GOAL.
Select and copy out every line in the records containing "this".

DATA SHOWN.
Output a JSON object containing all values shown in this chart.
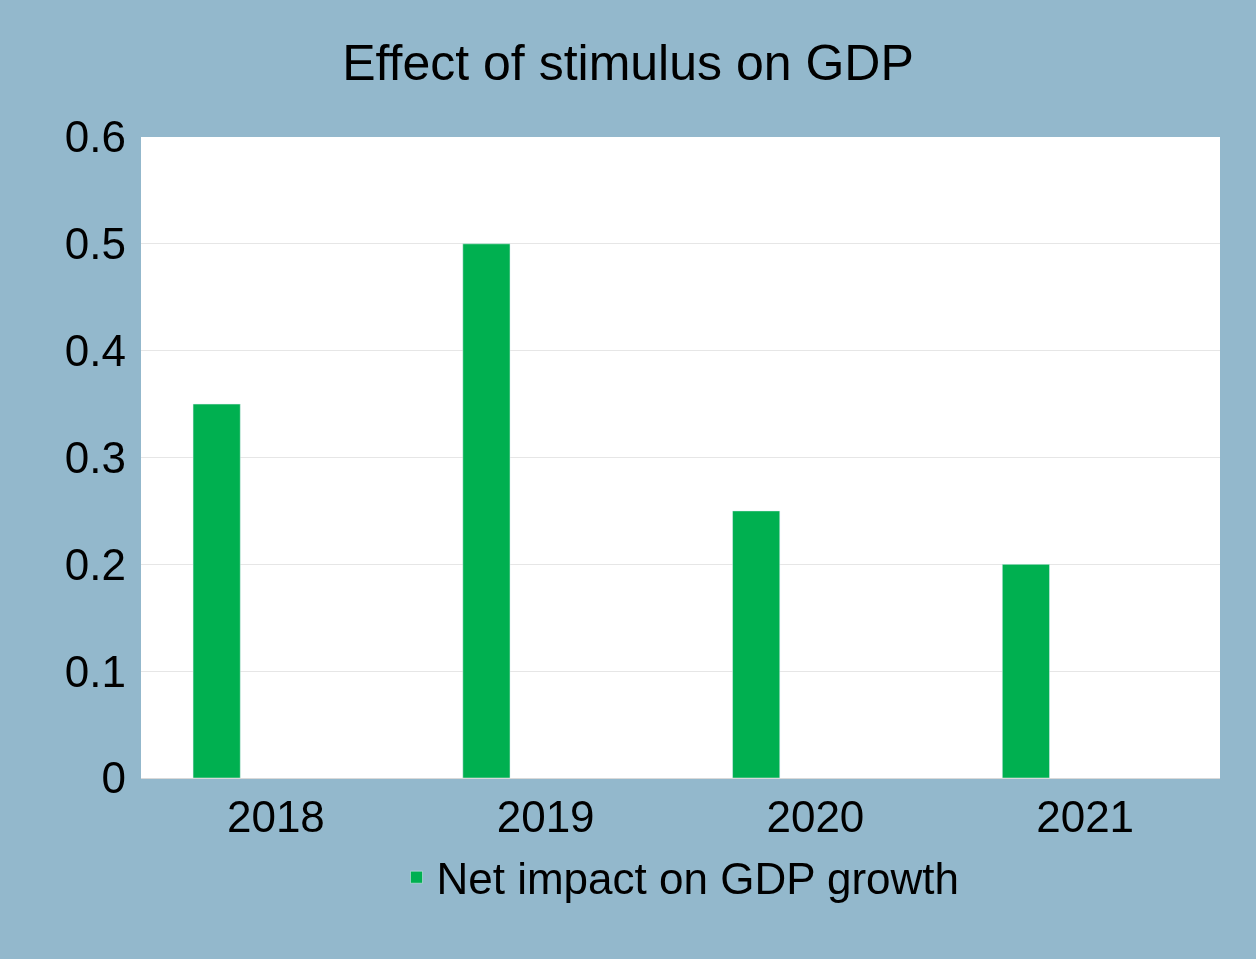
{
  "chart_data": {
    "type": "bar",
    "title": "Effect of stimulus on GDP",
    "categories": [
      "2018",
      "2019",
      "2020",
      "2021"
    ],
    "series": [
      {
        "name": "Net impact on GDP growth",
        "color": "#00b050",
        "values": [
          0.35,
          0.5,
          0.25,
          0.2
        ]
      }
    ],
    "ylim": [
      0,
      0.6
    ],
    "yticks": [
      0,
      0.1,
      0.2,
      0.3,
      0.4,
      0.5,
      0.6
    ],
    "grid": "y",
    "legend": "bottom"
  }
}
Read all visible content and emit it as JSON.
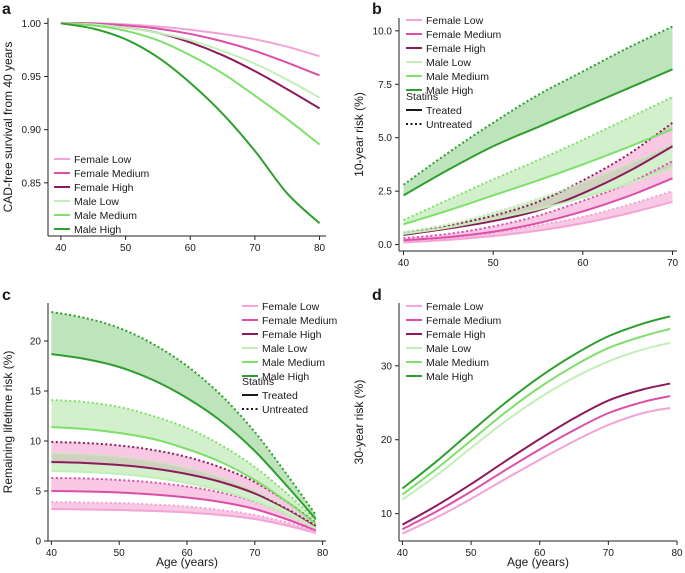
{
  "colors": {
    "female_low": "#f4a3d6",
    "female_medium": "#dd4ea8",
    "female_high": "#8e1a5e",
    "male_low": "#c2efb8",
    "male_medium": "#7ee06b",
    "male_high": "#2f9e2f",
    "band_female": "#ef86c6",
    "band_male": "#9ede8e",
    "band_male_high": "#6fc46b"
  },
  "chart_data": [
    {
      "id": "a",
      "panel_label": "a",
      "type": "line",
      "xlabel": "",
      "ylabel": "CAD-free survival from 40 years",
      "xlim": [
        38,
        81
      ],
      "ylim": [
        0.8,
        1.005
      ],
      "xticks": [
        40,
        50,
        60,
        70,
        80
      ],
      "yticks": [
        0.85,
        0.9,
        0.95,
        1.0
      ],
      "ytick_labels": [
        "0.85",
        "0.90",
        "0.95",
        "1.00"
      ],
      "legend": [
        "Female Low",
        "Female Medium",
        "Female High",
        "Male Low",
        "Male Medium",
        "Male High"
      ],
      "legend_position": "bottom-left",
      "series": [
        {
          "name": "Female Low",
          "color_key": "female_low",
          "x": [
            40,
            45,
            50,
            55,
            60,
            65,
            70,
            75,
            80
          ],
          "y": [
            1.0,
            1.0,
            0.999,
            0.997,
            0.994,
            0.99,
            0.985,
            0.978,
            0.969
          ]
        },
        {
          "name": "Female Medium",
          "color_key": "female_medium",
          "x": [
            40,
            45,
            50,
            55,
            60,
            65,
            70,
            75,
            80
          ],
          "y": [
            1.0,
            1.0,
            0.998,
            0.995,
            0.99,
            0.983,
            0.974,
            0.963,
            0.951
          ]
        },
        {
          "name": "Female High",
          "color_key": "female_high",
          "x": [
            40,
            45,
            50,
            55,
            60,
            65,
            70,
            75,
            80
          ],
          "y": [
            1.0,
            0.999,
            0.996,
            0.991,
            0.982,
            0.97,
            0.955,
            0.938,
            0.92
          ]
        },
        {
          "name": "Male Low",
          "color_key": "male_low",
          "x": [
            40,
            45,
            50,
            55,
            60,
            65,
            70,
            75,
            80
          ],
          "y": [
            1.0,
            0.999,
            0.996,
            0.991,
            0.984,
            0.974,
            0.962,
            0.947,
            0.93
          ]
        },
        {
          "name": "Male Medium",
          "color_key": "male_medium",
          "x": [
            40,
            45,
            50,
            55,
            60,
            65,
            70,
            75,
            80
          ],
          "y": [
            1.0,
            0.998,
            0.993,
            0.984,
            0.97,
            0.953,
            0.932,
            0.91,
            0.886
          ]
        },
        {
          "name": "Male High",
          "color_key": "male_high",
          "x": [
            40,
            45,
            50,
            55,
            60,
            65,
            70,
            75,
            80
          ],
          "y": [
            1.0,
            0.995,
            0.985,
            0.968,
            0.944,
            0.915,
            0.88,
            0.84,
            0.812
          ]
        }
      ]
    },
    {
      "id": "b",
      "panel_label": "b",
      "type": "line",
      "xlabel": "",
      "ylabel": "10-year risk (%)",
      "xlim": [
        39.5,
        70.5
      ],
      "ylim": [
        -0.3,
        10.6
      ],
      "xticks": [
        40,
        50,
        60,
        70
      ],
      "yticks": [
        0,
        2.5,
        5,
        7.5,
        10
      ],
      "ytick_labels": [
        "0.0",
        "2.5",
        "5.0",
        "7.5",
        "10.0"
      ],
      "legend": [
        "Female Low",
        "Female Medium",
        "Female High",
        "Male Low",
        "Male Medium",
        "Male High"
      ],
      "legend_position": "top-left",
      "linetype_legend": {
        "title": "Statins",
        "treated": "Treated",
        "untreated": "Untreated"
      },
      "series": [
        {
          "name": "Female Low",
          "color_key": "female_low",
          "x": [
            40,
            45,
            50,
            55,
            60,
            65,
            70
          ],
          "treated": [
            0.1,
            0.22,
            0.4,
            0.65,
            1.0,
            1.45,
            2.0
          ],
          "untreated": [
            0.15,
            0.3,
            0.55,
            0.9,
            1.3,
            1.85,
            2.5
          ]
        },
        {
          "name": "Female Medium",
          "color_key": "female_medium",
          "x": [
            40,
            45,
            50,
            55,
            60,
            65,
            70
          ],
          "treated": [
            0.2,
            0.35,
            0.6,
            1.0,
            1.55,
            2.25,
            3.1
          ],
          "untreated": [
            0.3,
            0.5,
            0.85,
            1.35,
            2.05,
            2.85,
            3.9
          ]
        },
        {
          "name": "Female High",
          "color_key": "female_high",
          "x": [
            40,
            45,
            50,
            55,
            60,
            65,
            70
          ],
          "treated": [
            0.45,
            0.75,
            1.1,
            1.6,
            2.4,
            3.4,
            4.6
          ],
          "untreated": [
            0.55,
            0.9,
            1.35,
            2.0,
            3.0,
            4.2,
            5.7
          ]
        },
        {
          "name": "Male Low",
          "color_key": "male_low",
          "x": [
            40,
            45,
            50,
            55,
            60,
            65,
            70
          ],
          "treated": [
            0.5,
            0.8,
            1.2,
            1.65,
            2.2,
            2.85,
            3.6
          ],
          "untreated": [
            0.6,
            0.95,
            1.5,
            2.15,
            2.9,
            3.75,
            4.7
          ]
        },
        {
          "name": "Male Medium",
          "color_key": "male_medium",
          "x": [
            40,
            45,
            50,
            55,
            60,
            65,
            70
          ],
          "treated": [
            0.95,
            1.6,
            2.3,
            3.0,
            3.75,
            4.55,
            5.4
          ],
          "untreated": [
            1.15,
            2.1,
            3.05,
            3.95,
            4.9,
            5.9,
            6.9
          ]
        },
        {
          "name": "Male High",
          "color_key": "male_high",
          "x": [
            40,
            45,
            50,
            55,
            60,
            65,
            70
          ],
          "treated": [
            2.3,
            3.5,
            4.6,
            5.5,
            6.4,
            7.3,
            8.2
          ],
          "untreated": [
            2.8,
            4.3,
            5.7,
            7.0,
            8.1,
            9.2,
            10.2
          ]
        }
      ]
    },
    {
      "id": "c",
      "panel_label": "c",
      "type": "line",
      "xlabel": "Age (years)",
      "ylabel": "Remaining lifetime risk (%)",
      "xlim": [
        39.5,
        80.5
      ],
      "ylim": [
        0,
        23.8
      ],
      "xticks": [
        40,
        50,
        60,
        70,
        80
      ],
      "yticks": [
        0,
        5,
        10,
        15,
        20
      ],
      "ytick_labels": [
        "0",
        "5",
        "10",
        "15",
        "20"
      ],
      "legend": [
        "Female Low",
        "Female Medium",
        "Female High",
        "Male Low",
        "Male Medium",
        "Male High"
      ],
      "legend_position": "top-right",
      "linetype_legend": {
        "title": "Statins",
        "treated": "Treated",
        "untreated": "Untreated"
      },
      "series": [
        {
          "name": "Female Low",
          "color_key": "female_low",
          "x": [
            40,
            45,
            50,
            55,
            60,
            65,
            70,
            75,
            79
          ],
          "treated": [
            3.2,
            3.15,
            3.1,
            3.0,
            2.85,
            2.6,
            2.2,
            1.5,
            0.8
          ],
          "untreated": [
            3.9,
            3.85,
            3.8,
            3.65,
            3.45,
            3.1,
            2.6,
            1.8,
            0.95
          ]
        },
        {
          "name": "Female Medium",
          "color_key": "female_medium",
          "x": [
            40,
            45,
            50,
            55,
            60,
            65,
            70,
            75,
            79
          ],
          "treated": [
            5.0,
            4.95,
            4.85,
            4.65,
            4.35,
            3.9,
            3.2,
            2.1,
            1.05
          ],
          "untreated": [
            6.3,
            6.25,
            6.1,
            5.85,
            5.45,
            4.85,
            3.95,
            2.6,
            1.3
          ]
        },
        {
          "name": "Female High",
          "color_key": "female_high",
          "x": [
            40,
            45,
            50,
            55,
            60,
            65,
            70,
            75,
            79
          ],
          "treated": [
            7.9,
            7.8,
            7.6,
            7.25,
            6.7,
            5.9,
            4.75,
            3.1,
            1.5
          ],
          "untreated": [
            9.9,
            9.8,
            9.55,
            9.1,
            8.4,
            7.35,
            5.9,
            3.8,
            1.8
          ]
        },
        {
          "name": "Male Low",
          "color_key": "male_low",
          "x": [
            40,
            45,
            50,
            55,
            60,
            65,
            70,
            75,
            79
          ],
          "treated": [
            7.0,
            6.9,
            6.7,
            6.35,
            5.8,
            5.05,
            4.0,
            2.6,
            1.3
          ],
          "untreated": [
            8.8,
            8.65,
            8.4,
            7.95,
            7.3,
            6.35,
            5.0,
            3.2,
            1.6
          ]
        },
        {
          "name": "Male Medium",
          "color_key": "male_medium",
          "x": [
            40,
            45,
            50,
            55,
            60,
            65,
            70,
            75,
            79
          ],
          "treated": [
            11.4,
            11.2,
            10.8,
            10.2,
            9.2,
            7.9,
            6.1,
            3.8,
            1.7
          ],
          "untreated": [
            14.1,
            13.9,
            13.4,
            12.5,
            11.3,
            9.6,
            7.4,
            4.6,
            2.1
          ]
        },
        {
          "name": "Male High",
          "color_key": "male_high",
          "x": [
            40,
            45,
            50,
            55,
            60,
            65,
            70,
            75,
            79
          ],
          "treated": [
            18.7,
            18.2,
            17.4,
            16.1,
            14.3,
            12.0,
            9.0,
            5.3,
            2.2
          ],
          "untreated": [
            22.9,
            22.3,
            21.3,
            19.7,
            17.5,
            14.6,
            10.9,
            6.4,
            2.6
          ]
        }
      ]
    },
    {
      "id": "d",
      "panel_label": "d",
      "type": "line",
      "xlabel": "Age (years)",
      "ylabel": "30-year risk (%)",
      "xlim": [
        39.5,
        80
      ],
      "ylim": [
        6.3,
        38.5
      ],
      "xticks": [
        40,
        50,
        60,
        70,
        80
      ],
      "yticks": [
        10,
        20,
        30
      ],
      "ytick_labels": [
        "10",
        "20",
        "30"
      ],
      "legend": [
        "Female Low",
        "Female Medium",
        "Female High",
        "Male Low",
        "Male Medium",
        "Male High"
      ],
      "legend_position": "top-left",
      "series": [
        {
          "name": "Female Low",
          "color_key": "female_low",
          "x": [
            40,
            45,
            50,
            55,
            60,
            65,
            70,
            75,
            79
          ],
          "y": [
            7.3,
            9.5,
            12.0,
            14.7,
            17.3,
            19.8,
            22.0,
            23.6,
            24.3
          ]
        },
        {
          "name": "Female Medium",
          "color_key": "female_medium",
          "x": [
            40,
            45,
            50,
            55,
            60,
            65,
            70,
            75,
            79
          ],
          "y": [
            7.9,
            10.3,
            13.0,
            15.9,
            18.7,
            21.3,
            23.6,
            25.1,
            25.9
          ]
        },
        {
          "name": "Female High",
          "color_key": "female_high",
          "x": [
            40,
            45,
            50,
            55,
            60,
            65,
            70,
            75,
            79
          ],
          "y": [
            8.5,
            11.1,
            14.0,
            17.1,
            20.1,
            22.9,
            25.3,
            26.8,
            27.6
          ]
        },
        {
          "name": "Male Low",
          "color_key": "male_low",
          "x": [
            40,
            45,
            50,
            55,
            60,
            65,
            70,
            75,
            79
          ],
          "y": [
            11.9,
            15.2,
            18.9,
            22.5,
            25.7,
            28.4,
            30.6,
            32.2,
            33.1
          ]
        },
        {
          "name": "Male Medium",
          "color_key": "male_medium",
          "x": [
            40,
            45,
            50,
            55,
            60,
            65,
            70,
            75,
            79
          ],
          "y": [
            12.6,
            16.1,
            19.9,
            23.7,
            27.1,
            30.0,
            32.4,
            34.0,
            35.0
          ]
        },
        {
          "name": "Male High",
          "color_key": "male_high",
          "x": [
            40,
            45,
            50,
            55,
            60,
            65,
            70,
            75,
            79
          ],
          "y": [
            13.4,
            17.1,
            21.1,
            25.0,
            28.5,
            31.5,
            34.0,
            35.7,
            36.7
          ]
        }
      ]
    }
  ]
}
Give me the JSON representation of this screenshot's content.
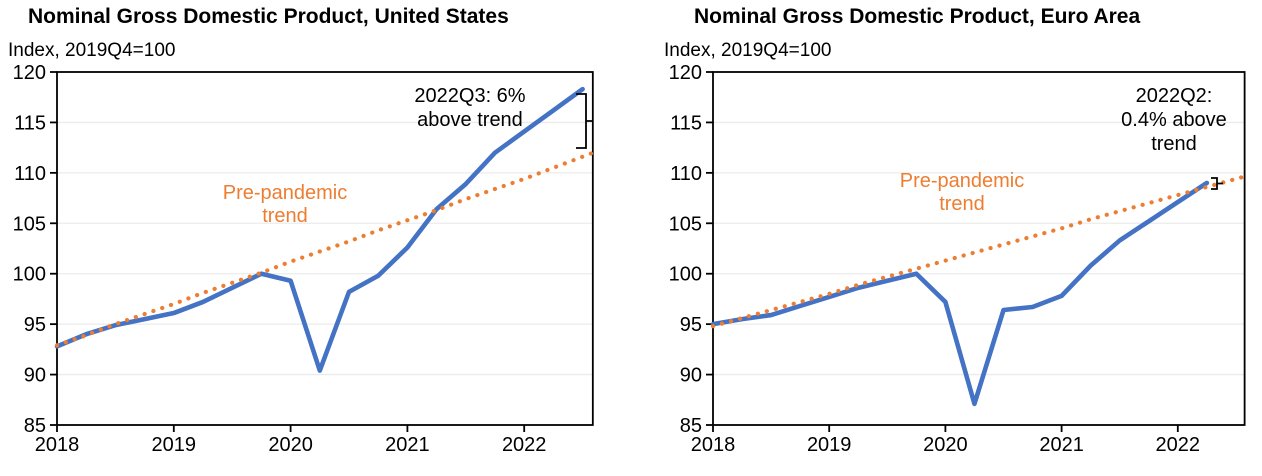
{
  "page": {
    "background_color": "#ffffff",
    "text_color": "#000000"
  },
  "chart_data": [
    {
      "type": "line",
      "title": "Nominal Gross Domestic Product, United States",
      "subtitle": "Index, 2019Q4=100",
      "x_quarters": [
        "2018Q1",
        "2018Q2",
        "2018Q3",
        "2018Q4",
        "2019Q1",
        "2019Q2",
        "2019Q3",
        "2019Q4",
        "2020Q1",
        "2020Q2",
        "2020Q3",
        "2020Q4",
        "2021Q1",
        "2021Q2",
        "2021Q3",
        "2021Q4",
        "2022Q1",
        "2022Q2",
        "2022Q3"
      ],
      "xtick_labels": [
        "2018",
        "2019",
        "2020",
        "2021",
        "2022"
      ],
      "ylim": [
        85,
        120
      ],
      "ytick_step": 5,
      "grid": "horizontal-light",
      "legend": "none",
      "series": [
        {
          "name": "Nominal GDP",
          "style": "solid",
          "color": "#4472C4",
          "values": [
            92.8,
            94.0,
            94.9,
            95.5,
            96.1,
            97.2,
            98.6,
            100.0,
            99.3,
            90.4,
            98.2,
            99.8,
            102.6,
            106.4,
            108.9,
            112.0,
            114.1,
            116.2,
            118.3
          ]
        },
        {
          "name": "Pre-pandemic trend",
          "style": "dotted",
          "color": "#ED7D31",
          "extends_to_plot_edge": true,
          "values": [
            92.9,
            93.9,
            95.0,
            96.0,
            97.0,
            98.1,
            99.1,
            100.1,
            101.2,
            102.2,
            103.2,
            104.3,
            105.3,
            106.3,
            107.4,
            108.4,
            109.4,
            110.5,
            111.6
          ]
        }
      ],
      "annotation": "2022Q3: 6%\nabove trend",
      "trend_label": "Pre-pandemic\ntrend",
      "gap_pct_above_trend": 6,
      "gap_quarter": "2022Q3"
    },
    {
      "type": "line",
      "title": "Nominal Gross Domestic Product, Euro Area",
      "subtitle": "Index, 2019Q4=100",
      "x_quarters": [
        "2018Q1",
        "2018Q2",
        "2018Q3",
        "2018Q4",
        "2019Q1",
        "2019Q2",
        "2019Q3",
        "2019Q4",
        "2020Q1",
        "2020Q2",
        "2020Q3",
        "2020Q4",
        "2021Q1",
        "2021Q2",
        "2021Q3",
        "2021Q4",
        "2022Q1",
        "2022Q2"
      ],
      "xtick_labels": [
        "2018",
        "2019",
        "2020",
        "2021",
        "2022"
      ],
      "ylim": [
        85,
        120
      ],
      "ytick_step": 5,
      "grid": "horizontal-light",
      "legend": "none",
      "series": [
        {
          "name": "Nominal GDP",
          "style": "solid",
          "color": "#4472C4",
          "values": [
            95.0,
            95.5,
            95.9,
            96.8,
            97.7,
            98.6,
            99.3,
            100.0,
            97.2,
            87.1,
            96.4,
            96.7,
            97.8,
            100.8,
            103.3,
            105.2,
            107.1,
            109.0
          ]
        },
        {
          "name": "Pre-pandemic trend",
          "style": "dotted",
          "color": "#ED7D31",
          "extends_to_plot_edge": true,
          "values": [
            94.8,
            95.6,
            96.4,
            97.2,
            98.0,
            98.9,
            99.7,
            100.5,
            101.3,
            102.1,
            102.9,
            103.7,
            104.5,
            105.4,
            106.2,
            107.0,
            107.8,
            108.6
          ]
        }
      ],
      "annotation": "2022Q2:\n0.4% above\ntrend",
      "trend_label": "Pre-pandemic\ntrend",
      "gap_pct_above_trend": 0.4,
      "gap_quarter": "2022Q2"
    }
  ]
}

FINISHED TASK.
Output a JSON object containing all values shown in this chart.
Give me the JSON representation of this screenshot's content.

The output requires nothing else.